══ Trecho apresentado ══

CRÔNICAS

Doutor Geraldo e os terreiros de Manaus

Em: 29 de Março de 1996 Visualizações: 19725
Doutor Geraldo e os terreiros de Manaus

O Museu do Homem, em Paris, conhece muito bem o homem que nesta segunda-feira de manhã partiu, deixando o Amazonas de luto. A biblioteca dessa instituição coleciona artigos de pesquisadores franceses, alemães e americanos que passaram por Manaus e agradeceram publicamente a contribuição dada pelo doutor Geraldo de Macedo Pinheiro às suas pesquisas.

Geraldo Pinheiro era um erudito. Dominava vários idiomas, inclusive o alemão, cujos rudimentos básicos aprendeu ainda com o padre Paulino, no Colégio Dom Bosco. Quando no Amazonas sequer existia universidade e ninguém falava em antropologia, ele já ensaiava os primeiros passos na compreensão do outro, do diferente, ao lado de seu amigo autodidata Nunes Pereira.

Manteve contatos estreitos com a magia e os pajés de Curt Nimuendaju, com os santos e visagens de Eduardo Galvão, com a cozinha indígena estudada por Nunes Pereira. Trocava cartas e figurinhas com grandes cientistas nacionais e estrangeiros, como Lévi-Strauss, Alfred Metraux – que o cita em seu diário quando de sua passagem por Manaus – Roger Bastide, Egon Schaden, Harald Schultz, Harold Sioli, Peter Paul Hilbert, Hebert Baldus, Walter Egler e tantos outros que se dedicaram a estudar os mais variados aspectos da Amazônia.

Os principais pesquisadores que passavam por Manaus o procuravam, porque sabiam que tinham nele um interlocutor inteligente e generoso, capaz de oferecer indicações e pistas valiosas. Além de sua biblioteca particular, organizada durante décadas com preciosidades raras, ele era um arquivo ambulante, que se mantinha permanentemente atualizado com a realidade e com a ciência contemporânea.

Os conhecimentos por ele produzidos foram transmitidos, quase sempre, oralmente ou permanecem arquivados na copiosa correspondência acadêmica que sustentou com outros cientistas. Pessoalmente, publicou pouco. Apesar disso, o antropólogo canadense Chester Gabriel, em seu trabalho sobre a origem dos cultos africanos no Brasil, tira o chapéu com muita reverência para Geraldo Pinheiro, situando-o como a grande referência no Amazonas, especialmente pelos seus trabalhos sobre a comunidade negra da Praça XIV.

═══
══ Dados extraídos ══

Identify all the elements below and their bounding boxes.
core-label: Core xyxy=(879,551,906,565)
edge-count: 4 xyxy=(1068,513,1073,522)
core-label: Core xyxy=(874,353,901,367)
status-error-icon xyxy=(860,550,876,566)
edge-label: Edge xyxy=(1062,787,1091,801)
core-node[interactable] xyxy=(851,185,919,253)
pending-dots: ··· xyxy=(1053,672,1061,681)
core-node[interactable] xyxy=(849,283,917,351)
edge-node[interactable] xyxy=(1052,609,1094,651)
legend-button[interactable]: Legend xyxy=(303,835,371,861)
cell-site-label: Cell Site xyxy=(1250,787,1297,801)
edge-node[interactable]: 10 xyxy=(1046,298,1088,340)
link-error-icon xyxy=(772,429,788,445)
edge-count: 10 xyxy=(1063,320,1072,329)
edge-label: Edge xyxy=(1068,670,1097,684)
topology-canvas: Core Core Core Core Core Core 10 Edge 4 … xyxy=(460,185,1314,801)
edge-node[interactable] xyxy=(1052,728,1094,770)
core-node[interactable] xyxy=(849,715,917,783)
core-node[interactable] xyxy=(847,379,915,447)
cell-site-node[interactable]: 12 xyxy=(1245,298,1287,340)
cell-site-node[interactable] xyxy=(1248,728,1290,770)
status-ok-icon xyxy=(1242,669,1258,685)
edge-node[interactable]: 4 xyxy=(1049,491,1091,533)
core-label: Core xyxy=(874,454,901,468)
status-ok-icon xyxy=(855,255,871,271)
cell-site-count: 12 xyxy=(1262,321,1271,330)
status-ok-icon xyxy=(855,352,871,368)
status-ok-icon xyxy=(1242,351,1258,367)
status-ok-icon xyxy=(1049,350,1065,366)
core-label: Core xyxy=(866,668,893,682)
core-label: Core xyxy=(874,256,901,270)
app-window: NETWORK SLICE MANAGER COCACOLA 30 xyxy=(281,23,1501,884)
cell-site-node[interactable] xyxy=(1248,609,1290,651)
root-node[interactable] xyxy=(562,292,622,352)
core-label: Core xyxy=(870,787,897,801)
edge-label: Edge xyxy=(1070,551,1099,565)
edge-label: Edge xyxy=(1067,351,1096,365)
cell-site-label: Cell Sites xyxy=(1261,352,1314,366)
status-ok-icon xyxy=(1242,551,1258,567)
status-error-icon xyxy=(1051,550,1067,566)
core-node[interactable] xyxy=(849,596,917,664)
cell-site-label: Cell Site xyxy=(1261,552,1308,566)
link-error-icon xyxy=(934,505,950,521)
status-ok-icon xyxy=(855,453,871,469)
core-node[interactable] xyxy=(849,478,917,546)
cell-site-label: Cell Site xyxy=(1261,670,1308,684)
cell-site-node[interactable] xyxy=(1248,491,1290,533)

═══

> _Objetivo proposto_
Dê seguimento à crônica sobre Geraldo Pinheiro, começando logo depois da última frase mostrada. Os dados são um material à parte da crônica sobre Geraldo Pinheiro.

> _Resultado_
Na comunicação escrita em dezembro de 1942, publicada no livro “A Casa das Minas”, de Nunes Pereira, o doutor Geraldo dá conta das pesquisas que vinha realizando nos terreiros e batuques dos subúrbios de Manaus, particularmente nos terreiros da Mãe Quintina, da Maria Rita e da Mãe Joana. Esta última, segundo ele, era “conceituada por muitos que lhe conheciam, de perto, as excelências de uma alma boa e abnegada, mas que enchia de terror, por sua vez, a nós outros, quando crianças, ao ouvir, nas noites fechadas, o som longínquo e soturno dos tambores”.

A opinião pública amazonense conhece o advogado competente e o profissional honesto, que exerceu funções jurídicas na administração pública. Lembra-se, seguramente, do secretário de Justiça, na década de 70, que dispensou carro com motorista, honrarias, mordomias e badalações, e que olhava o poder com profunda ironia e refinado humor. Mas suas atividades acadêmicas e intelectuais talvez acabaram sendo mais conhecidas fora do Amazonas. A grande contribuição do doutor Geraldo consistiu em demonstrar que a influência negra na cultura de Manaus se verificou nos batuques, na religião, na vida citadina e na produção moral e intelectual da cidade.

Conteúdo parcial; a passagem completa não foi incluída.